- [WRITTEN TASK 1]: In the devotional text about crying out for a savior, how many years did the Hebrew slaves cry out?
- [WRITTEN TASK 2]: Reproduce word for word the part of the devotional text that opens with the words containing "Stories about the Creator" and closes with "for one family.".

Crying Out for a Savior

Snow covered wheat blowing in the wind
 

If we’re going to understand the world awaiting the birth of Jesus, we have to go all the way back to Egypt.

Exodus 2:23-25 (NIV)

During that long period, the king of Egypt died. The Israelites groaned in their slavery and cried out, and their cry for help because of their slavery went up to God. God heard their groaning and he remembered his covenant with Abraham, with Isaac and with Jacob. So God looked on the Israelites and was concerned about them. 

We have to go back to a quiet night around a fire where Hebrew slaves gather after a long day. As the sky goes dark and the food is passed around, the stories started flowing. These people didn’t have history books or the Bible, they had stories. These stories were shared by the older members of the family and told of the history of their people. They would gather around the fire and the stories would start.

Stories about the Creator and how he made the heavens and the earth.

Stories about a great flood that wiped out all the people of the world except for one family.

Most importantly, stories about their ancestor, Abraham, and a promise.

The promise that out there was a land just for them, where they could thrive and grow.

One day these slaves would become a great nation, the oppressed would become the powerful. So every night, Hebrew children would go to bed and dream about a Creator and a promise and they would cry out.

For 400 years they cried out.

And God heard their cry.

God heard their cry and he sent a deliverer. Moses was a man of two worlds, part Egyptian royalty, part Hebrew slave; a prince and a shepherd. He would reintroduce the Hebrews to their God and teach them how to follow him. He would lead them to the promised land, the land they’d dreamt of. 

This was the story of the nation of Israel. They would turn away from God and, as a result, find themselves under the thumb of some foreign power, either in another nation or at home. Eventually they would cry out to God and he would send them a hero. Over and over again we see this pattern repeated in the Old Testament: Israel is conquered, the people cry out, and God hears their cries.

God was not content to do the work himself, but rather give the responsibility of hearing the cries of the oppressed to his people. He expected them to do the same for others that he was doing for them. He expected Israel to become his hands and feet. When they refused or forgot to do that, he let them know about it.

Isaiah 58:6-9 (NIV)

“Is not this the kind of fasting I have chosen:
to loose the chains of injustice
 and untie the cords of the yoke,
to set the oppressed free
 and break every yoke?
Is it not to share your food with the hungry
 and to provide the poor wanderer with shelter—
when you see the naked, to clothe them,
 and not to turn away from your own flesh and blood?
Then your light will break forth like the dawn,
 and your healing will quickly appear;
then your righteousness will go before you,
 and the glory of the Lord will be your rear guard.
Then you will call, and the Lord will answer;
 you will cry for help, and he will say: Here am I.

- [PROVIDED MATERIAL]:
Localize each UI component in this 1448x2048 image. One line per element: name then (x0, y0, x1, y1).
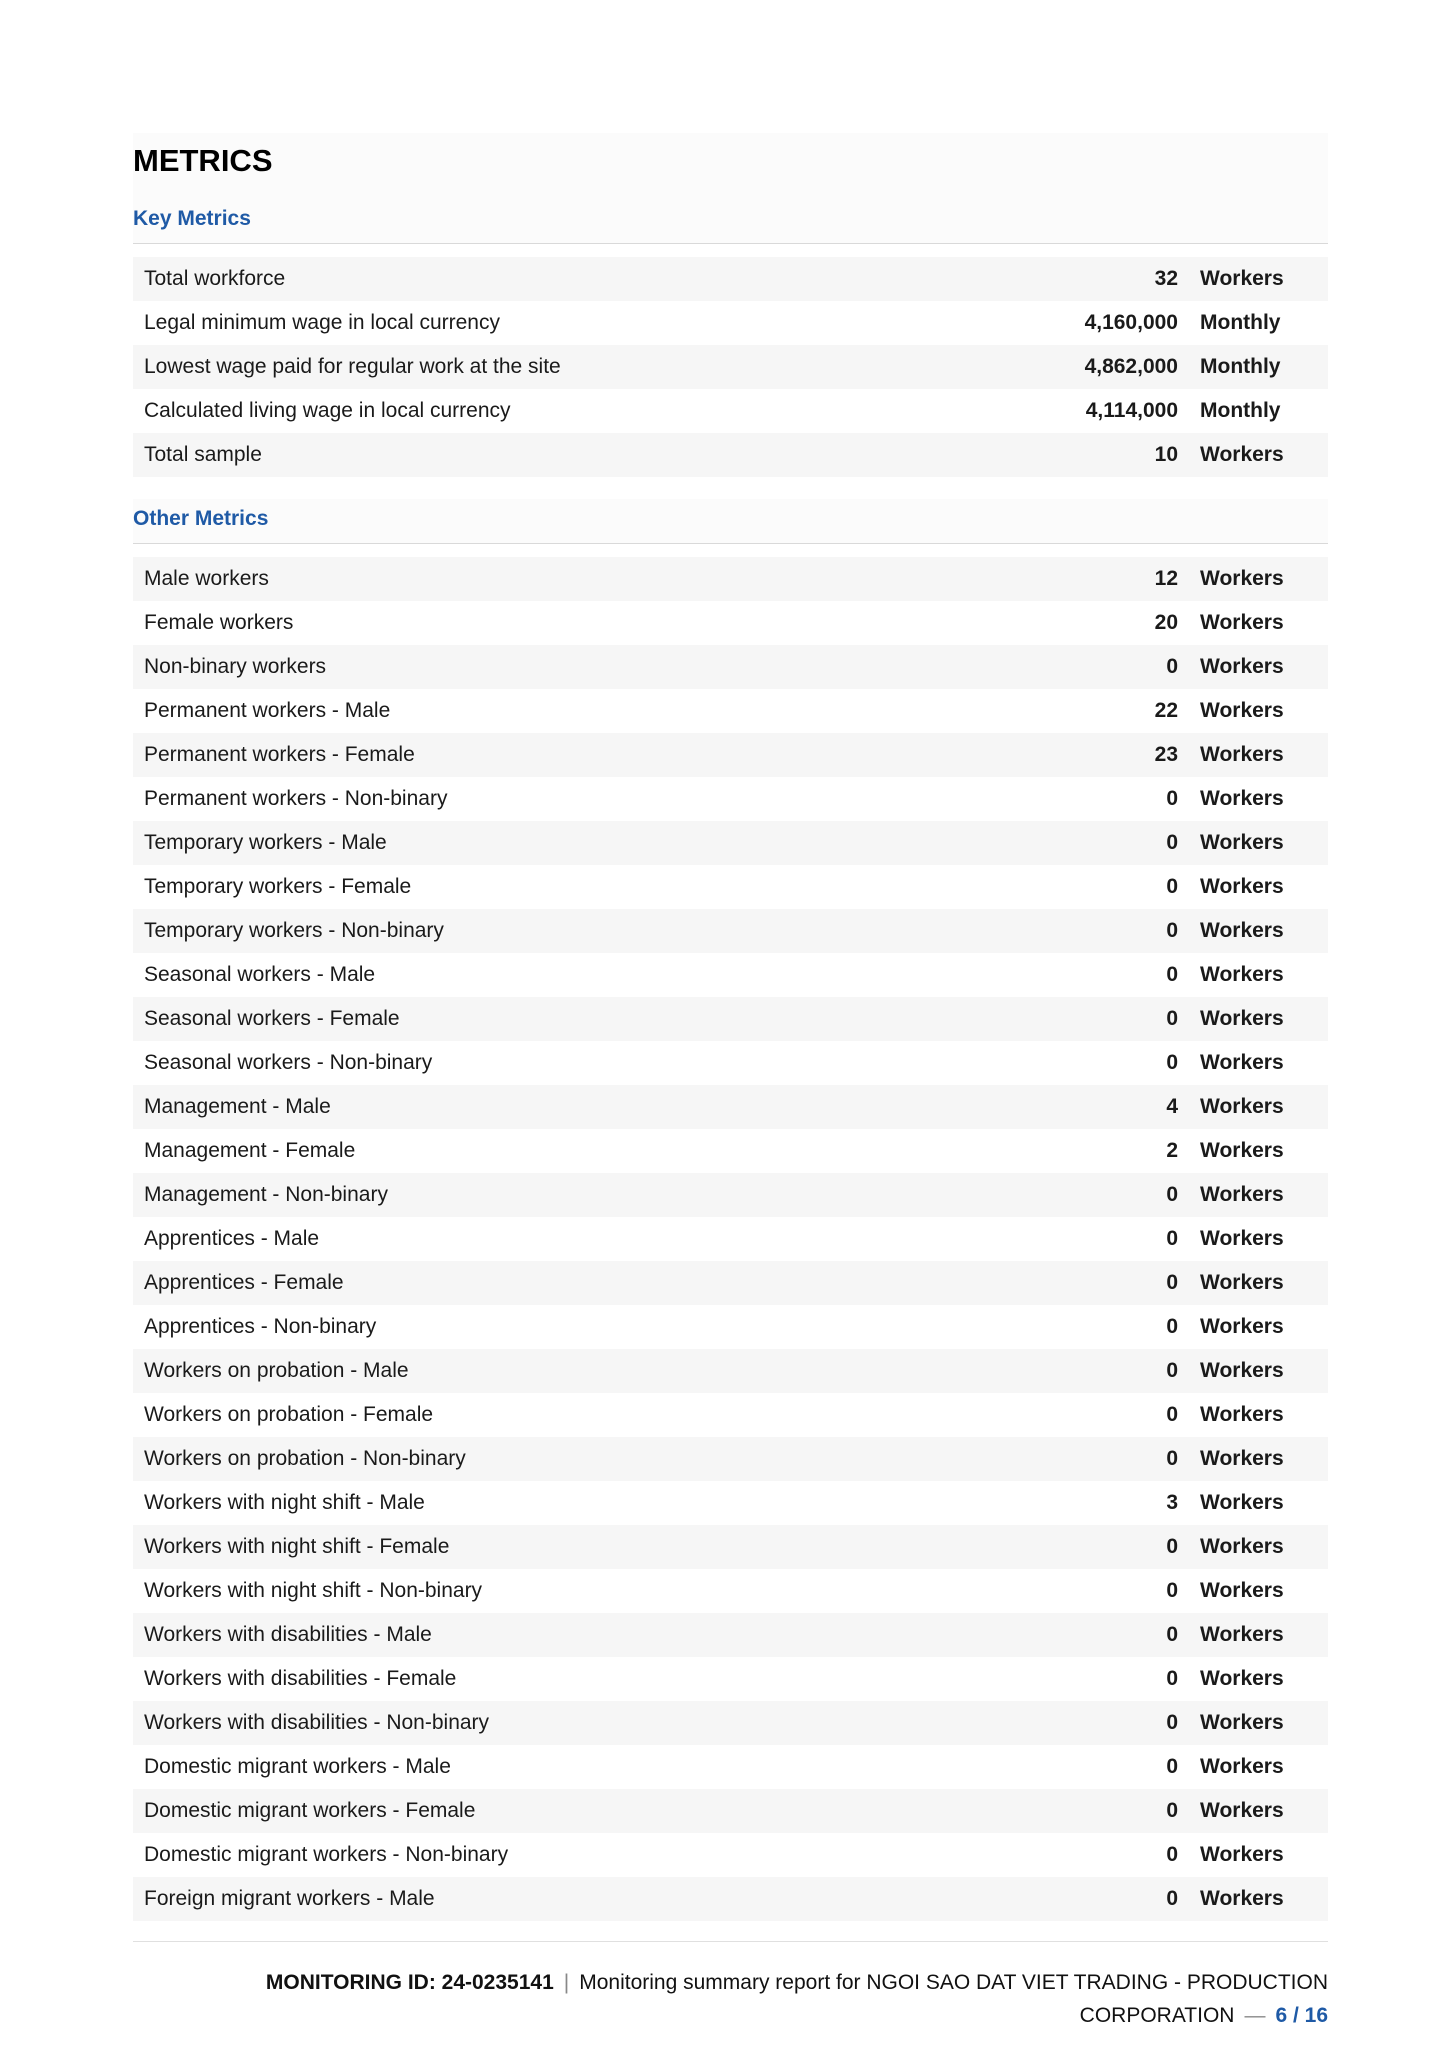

- [SOLUTION 1]: 400 years

- [SOLUTION 2]:
Stories about the Creator and how he made the heavens and the earth.

Stories about a great flood that wiped out all the people of the world except for one family.